### THE PROBLEM
Copy every line of the records below that holds the word "BDDM".

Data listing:
* start *
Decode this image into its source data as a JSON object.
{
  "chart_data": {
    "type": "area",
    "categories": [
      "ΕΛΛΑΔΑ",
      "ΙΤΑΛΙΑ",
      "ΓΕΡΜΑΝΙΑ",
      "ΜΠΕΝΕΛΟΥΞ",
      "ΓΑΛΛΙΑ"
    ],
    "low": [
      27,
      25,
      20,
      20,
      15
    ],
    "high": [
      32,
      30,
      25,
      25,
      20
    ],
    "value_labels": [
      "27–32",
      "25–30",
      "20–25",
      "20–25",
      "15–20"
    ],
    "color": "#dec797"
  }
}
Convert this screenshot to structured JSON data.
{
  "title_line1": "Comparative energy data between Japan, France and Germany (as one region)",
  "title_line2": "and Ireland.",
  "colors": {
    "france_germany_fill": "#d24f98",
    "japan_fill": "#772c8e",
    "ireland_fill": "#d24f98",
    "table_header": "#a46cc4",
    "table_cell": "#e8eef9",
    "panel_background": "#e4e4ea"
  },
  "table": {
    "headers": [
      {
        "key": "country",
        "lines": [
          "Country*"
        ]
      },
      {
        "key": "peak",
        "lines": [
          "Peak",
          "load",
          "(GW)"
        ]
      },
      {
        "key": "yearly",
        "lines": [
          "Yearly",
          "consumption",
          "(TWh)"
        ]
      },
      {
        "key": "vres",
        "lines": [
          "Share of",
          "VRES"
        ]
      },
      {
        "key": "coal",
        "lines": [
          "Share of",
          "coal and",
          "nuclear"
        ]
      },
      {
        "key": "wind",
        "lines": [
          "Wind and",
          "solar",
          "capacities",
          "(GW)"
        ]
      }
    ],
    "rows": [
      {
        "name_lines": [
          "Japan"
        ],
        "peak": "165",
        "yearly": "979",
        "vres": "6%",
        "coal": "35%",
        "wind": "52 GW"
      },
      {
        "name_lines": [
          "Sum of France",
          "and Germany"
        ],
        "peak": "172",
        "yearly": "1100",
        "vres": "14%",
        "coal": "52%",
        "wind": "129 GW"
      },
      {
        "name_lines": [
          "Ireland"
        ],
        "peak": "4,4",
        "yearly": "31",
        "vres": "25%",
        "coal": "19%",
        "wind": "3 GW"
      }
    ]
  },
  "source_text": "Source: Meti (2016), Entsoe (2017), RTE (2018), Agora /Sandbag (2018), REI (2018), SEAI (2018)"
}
* end *
* start *
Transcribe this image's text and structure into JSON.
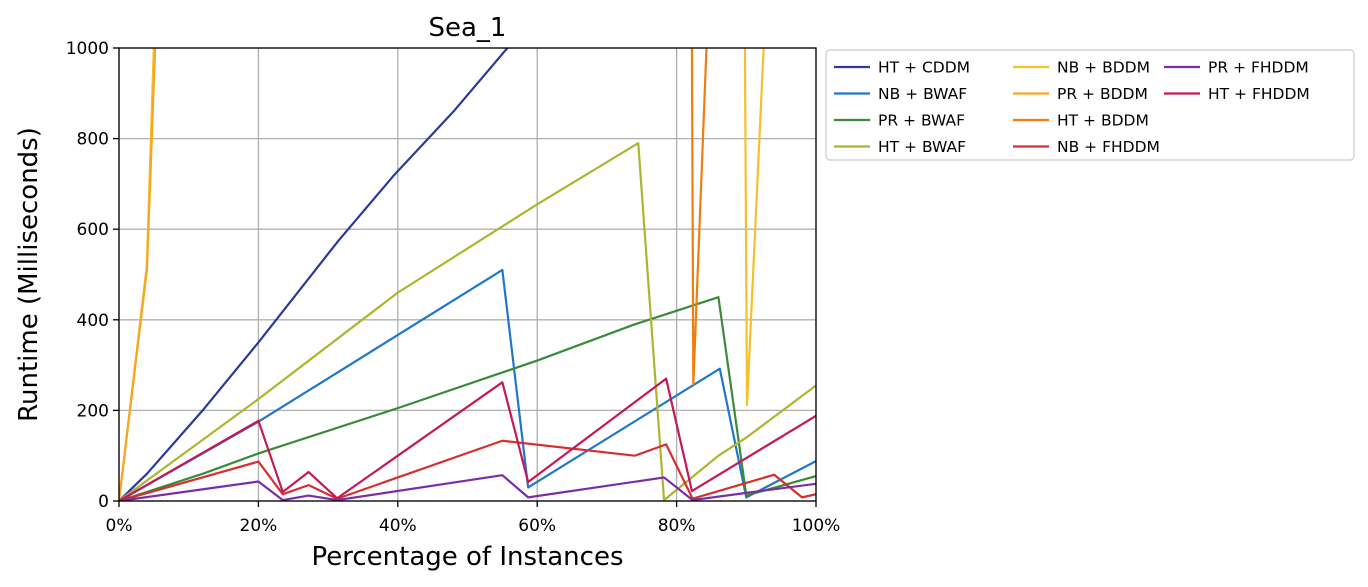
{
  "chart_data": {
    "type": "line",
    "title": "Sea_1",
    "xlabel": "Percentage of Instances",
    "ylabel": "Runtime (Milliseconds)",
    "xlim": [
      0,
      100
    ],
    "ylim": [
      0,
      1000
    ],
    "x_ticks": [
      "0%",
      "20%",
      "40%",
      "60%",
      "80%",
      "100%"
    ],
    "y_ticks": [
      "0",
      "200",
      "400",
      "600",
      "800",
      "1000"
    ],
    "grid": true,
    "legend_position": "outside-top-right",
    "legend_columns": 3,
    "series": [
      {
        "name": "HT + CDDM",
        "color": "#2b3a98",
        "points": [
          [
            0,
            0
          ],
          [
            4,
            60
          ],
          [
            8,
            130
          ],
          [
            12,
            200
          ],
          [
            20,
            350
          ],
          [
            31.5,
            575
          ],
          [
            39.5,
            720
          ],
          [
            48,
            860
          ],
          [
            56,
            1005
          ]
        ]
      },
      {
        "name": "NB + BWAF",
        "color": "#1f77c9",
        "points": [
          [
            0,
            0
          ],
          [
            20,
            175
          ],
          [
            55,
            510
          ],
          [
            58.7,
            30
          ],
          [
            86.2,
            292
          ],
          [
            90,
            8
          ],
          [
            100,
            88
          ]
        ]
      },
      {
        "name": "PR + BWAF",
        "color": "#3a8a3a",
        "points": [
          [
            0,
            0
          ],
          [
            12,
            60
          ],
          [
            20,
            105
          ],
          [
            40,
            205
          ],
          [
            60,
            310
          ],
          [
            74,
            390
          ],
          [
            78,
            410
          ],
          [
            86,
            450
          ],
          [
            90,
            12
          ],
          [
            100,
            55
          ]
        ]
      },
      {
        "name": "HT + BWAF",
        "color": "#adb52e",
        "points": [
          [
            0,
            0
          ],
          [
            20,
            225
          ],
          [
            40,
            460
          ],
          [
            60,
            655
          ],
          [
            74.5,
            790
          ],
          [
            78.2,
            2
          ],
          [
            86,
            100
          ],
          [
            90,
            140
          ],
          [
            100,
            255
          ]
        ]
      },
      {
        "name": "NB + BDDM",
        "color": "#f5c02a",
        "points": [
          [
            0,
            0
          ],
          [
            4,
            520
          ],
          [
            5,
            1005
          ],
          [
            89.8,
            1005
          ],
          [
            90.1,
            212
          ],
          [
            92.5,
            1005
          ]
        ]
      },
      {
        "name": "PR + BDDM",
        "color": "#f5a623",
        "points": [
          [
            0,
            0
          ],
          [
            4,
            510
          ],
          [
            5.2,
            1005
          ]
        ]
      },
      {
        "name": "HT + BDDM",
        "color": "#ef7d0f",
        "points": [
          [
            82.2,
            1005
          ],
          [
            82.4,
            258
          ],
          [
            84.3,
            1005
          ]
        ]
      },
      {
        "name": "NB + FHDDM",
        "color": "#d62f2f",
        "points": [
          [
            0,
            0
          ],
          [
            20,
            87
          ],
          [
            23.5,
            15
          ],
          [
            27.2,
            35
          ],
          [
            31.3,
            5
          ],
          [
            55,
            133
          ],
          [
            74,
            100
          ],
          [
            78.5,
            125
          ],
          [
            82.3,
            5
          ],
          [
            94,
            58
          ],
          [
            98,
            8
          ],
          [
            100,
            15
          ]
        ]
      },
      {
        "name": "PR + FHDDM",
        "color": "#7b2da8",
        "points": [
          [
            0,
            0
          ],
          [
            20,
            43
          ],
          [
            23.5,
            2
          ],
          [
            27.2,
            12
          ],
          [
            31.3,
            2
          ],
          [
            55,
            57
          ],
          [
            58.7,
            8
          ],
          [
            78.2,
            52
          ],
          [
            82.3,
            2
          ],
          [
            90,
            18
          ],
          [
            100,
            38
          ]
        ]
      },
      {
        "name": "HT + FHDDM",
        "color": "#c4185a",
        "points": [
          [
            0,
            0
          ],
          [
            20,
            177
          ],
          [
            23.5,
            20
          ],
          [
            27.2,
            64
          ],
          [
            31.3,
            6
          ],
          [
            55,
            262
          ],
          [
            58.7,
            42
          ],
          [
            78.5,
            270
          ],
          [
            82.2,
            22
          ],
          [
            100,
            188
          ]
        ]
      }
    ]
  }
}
* end *
### EXERCISE SOLUTION
        "name": "NB + BDDM",
        "name": "PR + BDDM",
        "name": "HT + BDDM",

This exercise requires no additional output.